Stated exercise: Scan the following material for the string "name" and copy each line in which it appears.

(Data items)
------------------------------------
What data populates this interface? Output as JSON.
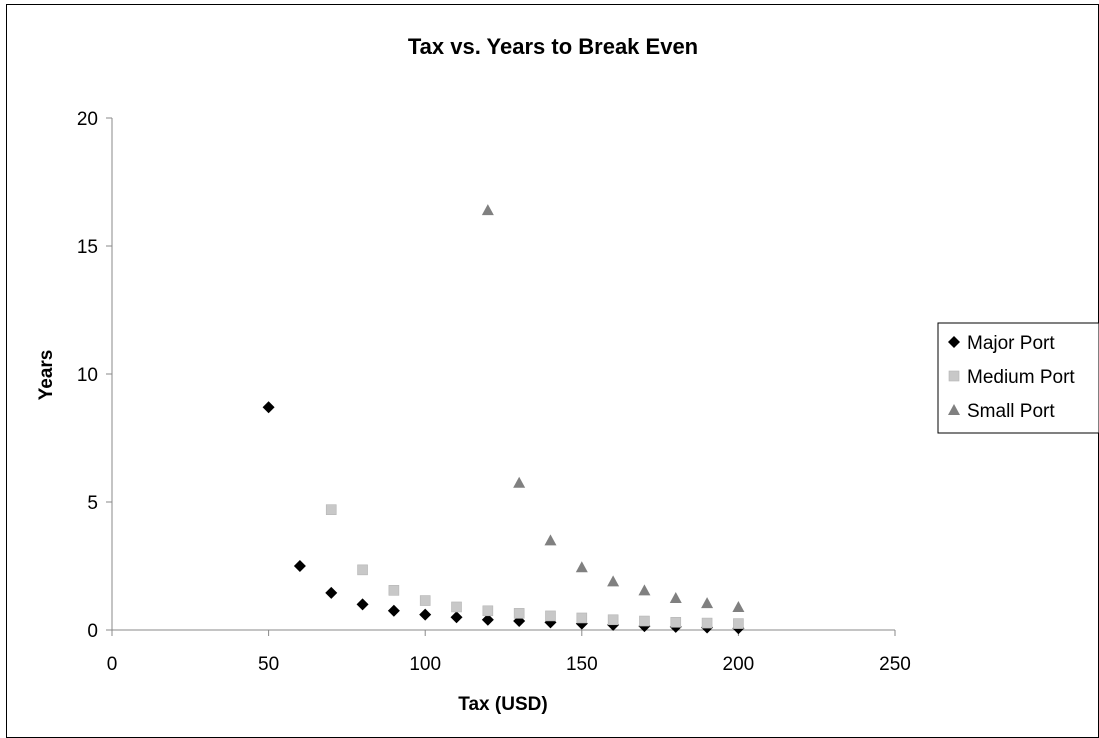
{
  "chart_data": {
    "type": "scatter",
    "title": "Tax vs. Years to Break Even",
    "xlabel": "Tax (USD)",
    "ylabel": "Years",
    "xlim": [
      0,
      250
    ],
    "ylim": [
      0,
      20
    ],
    "xticks": [
      0,
      50,
      100,
      150,
      200,
      250
    ],
    "yticks": [
      0,
      5,
      10,
      15,
      20
    ],
    "grid": false,
    "legend_position": "right",
    "series": [
      {
        "name": "Major Port",
        "marker": "diamond",
        "color": "#000000",
        "x": [
          50,
          60,
          70,
          80,
          90,
          100,
          110,
          120,
          130,
          140,
          150,
          160,
          170,
          180,
          190,
          200
        ],
        "y": [
          8.7,
          2.5,
          1.45,
          1.0,
          0.75,
          0.6,
          0.5,
          0.4,
          0.35,
          0.3,
          0.25,
          0.2,
          0.15,
          0.12,
          0.1,
          0.07
        ]
      },
      {
        "name": "Medium Port",
        "marker": "square",
        "color": "#c8c8c8",
        "x": [
          70,
          80,
          90,
          100,
          110,
          120,
          130,
          140,
          150,
          160,
          170,
          180,
          190,
          200
        ],
        "y": [
          4.7,
          2.35,
          1.55,
          1.15,
          0.9,
          0.75,
          0.65,
          0.55,
          0.47,
          0.4,
          0.35,
          0.3,
          0.27,
          0.25
        ]
      },
      {
        "name": "Small Port",
        "marker": "triangle",
        "color": "#808080",
        "x": [
          120,
          130,
          140,
          150,
          160,
          170,
          180,
          190,
          200
        ],
        "y": [
          16.4,
          5.75,
          3.5,
          2.45,
          1.9,
          1.55,
          1.25,
          1.05,
          0.9
        ]
      }
    ]
  }
}
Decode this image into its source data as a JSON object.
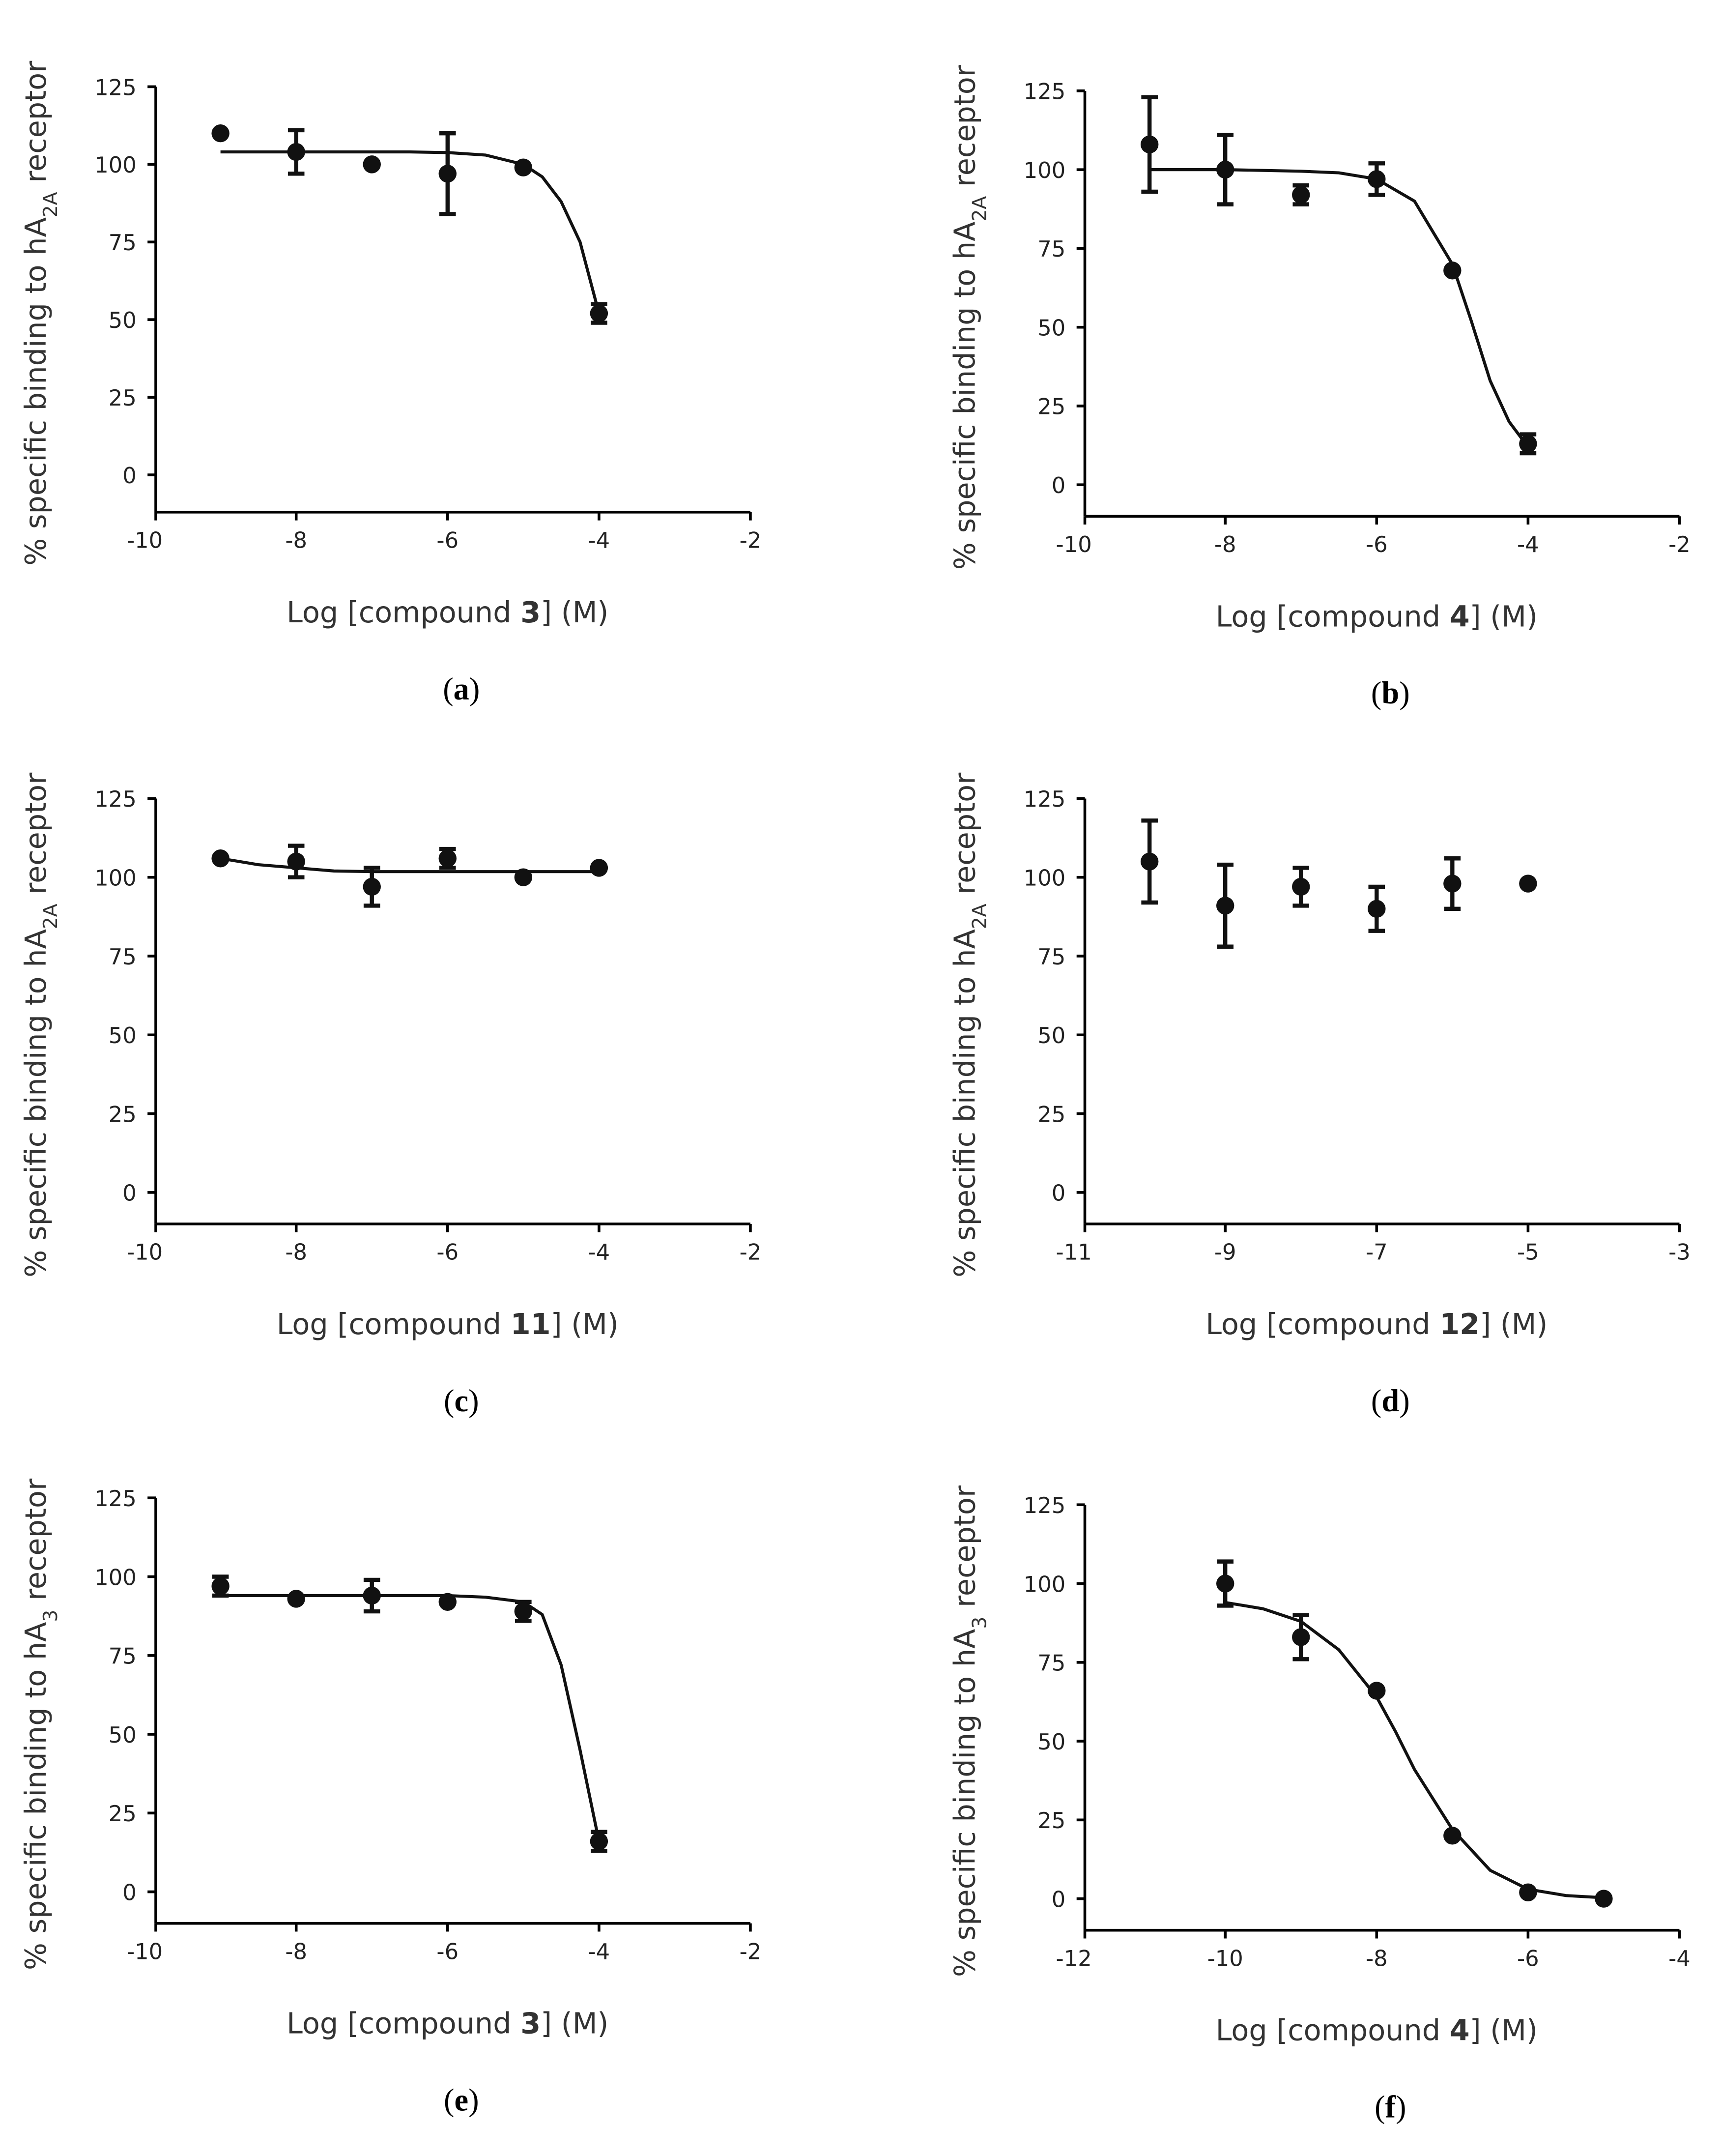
{
  "chart_data": [
    {
      "type": "scatter",
      "panel_label": [
        "(",
        "a",
        ")"
      ],
      "y_label": [
        "% specific binding to hA",
        "2A",
        " receptor"
      ],
      "x_label": [
        "Log [compound ",
        "3",
        "] (M)"
      ],
      "x": [
        -9,
        -8,
        -7,
        -6,
        -5,
        -4
      ],
      "values": [
        110,
        104,
        100,
        97,
        99,
        52
      ],
      "errors": [
        null,
        7,
        null,
        13,
        null,
        3
      ],
      "fit_x": [
        -9,
        -8,
        -7,
        -6.5,
        -6,
        -5.5,
        -5,
        -4.75,
        -4.5,
        -4.25,
        -4
      ],
      "fit_values": [
        104,
        104,
        104,
        104,
        103.8,
        103,
        100,
        96,
        88,
        75,
        52
      ],
      "xlim": [
        -10,
        -2
      ],
      "ylim": [
        -12,
        125
      ],
      "xticks": [
        -10,
        -8,
        -6,
        -4,
        -2
      ],
      "yticks": [
        0,
        25,
        50,
        75,
        100,
        125
      ],
      "color": "#111111"
    },
    {
      "type": "scatter",
      "panel_label": [
        "(",
        "b",
        ")"
      ],
      "y_label": [
        "% specific binding to hA",
        "2A",
        " receptor"
      ],
      "x_label": [
        "Log [compound ",
        "4",
        "] (M)"
      ],
      "x": [
        -9,
        -8,
        -7,
        -6,
        -5,
        -4
      ],
      "values": [
        108,
        100,
        92,
        97,
        68,
        13
      ],
      "errors": [
        15,
        11,
        3,
        5,
        null,
        3
      ],
      "fit_x": [
        -9,
        -8,
        -7,
        -6.5,
        -6,
        -5.5,
        -5,
        -4.75,
        -4.5,
        -4.25,
        -4
      ],
      "fit_values": [
        100,
        100,
        99.5,
        99,
        97,
        90,
        70,
        52,
        33,
        20,
        12
      ],
      "xlim": [
        -10,
        -2
      ],
      "ylim": [
        -10,
        125
      ],
      "xticks": [
        -10,
        -8,
        -6,
        -4,
        -2
      ],
      "yticks": [
        0,
        25,
        50,
        75,
        100,
        125
      ],
      "color": "#111111"
    },
    {
      "type": "scatter",
      "panel_label": [
        "(",
        "c",
        ")"
      ],
      "y_label": [
        "% specific binding to hA",
        "2A",
        " receptor"
      ],
      "x_label": [
        "Log [compound ",
        "11",
        "] (M)"
      ],
      "x": [
        -9,
        -8,
        -7,
        -6,
        -5,
        -4
      ],
      "values": [
        106,
        105,
        97,
        106,
        100,
        103
      ],
      "errors": [
        null,
        5,
        6,
        3,
        null,
        null
      ],
      "fit_x": [
        -9,
        -8.5,
        -8,
        -7.5,
        -7,
        -6,
        -5,
        -4
      ],
      "fit_values": [
        106,
        104,
        103,
        102,
        101.8,
        101.8,
        101.8,
        101.8
      ],
      "xlim": [
        -10,
        -2
      ],
      "ylim": [
        -10,
        125
      ],
      "xticks": [
        -10,
        -8,
        -6,
        -4,
        -2
      ],
      "yticks": [
        0,
        25,
        50,
        75,
        100,
        125
      ],
      "color": "#111111"
    },
    {
      "type": "scatter",
      "panel_label": [
        "(",
        "d",
        ")"
      ],
      "y_label": [
        "% specific binding to hA",
        "2A",
        " receptor"
      ],
      "x_label": [
        "Log [compound ",
        "12",
        "] (M)"
      ],
      "x": [
        -10,
        -9,
        -8,
        -7,
        -6,
        -5
      ],
      "values": [
        105,
        91,
        97,
        90,
        98,
        98
      ],
      "errors": [
        13,
        13,
        6,
        7,
        8,
        null
      ],
      "xlim": [
        -11,
        -3
      ],
      "ylim": [
        -10,
        125
      ],
      "xticks": [
        -11,
        -9,
        -7,
        -5,
        -3
      ],
      "yticks": [
        0,
        25,
        50,
        75,
        100,
        125
      ],
      "color": "#111111"
    },
    {
      "type": "scatter",
      "panel_label": [
        "(",
        "e",
        ")"
      ],
      "y_label": [
        "% specific binding to hA",
        "3",
        " receptor"
      ],
      "x_label": [
        "Log [compound ",
        "3",
        "] (M)"
      ],
      "x": [
        -9,
        -8,
        -7,
        -6,
        -5,
        -4
      ],
      "values": [
        97,
        93,
        94,
        92,
        89,
        16
      ],
      "errors": [
        3,
        null,
        5,
        null,
        3,
        3
      ],
      "fit_x": [
        -9,
        -8,
        -7,
        -6,
        -5.5,
        -5,
        -4.75,
        -4.5,
        -4.25,
        -4
      ],
      "fit_values": [
        94,
        94,
        94,
        94,
        93.5,
        92,
        88,
        72,
        45,
        16
      ],
      "xlim": [
        -10,
        -2
      ],
      "ylim": [
        -10,
        125
      ],
      "xticks": [
        -10,
        -8,
        -6,
        -4,
        -2
      ],
      "yticks": [
        0,
        25,
        50,
        75,
        100,
        125
      ],
      "color": "#111111"
    },
    {
      "type": "scatter",
      "panel_label": [
        "(",
        "f",
        ")"
      ],
      "y_label": [
        "% specific binding to hA",
        "3",
        " receptor"
      ],
      "x_label": [
        "Log [compound ",
        "4",
        "] (M)"
      ],
      "x": [
        -10,
        -9,
        -8,
        -7,
        -6,
        -5
      ],
      "values": [
        100,
        83,
        66,
        20,
        2,
        0
      ],
      "errors": [
        7,
        7,
        null,
        null,
        null,
        null
      ],
      "fit_x": [
        -10,
        -9.5,
        -9,
        -8.5,
        -8,
        -7.75,
        -7.5,
        -7,
        -6.5,
        -6,
        -5.5,
        -5
      ],
      "fit_values": [
        94,
        92,
        88,
        79,
        64,
        53,
        41,
        22,
        9,
        3,
        1,
        0.3
      ],
      "xlim": [
        -12,
        -4
      ],
      "ylim": [
        -10,
        125
      ],
      "xticks": [
        -12,
        -10,
        -8,
        -6,
        -4
      ],
      "yticks": [
        0,
        25,
        50,
        75,
        100,
        125
      ],
      "color": "#111111"
    }
  ]
}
------------------------------------
Complete output:
        "name": "Major Port",
        "name": "Medium Port",
        "name": "Small Port",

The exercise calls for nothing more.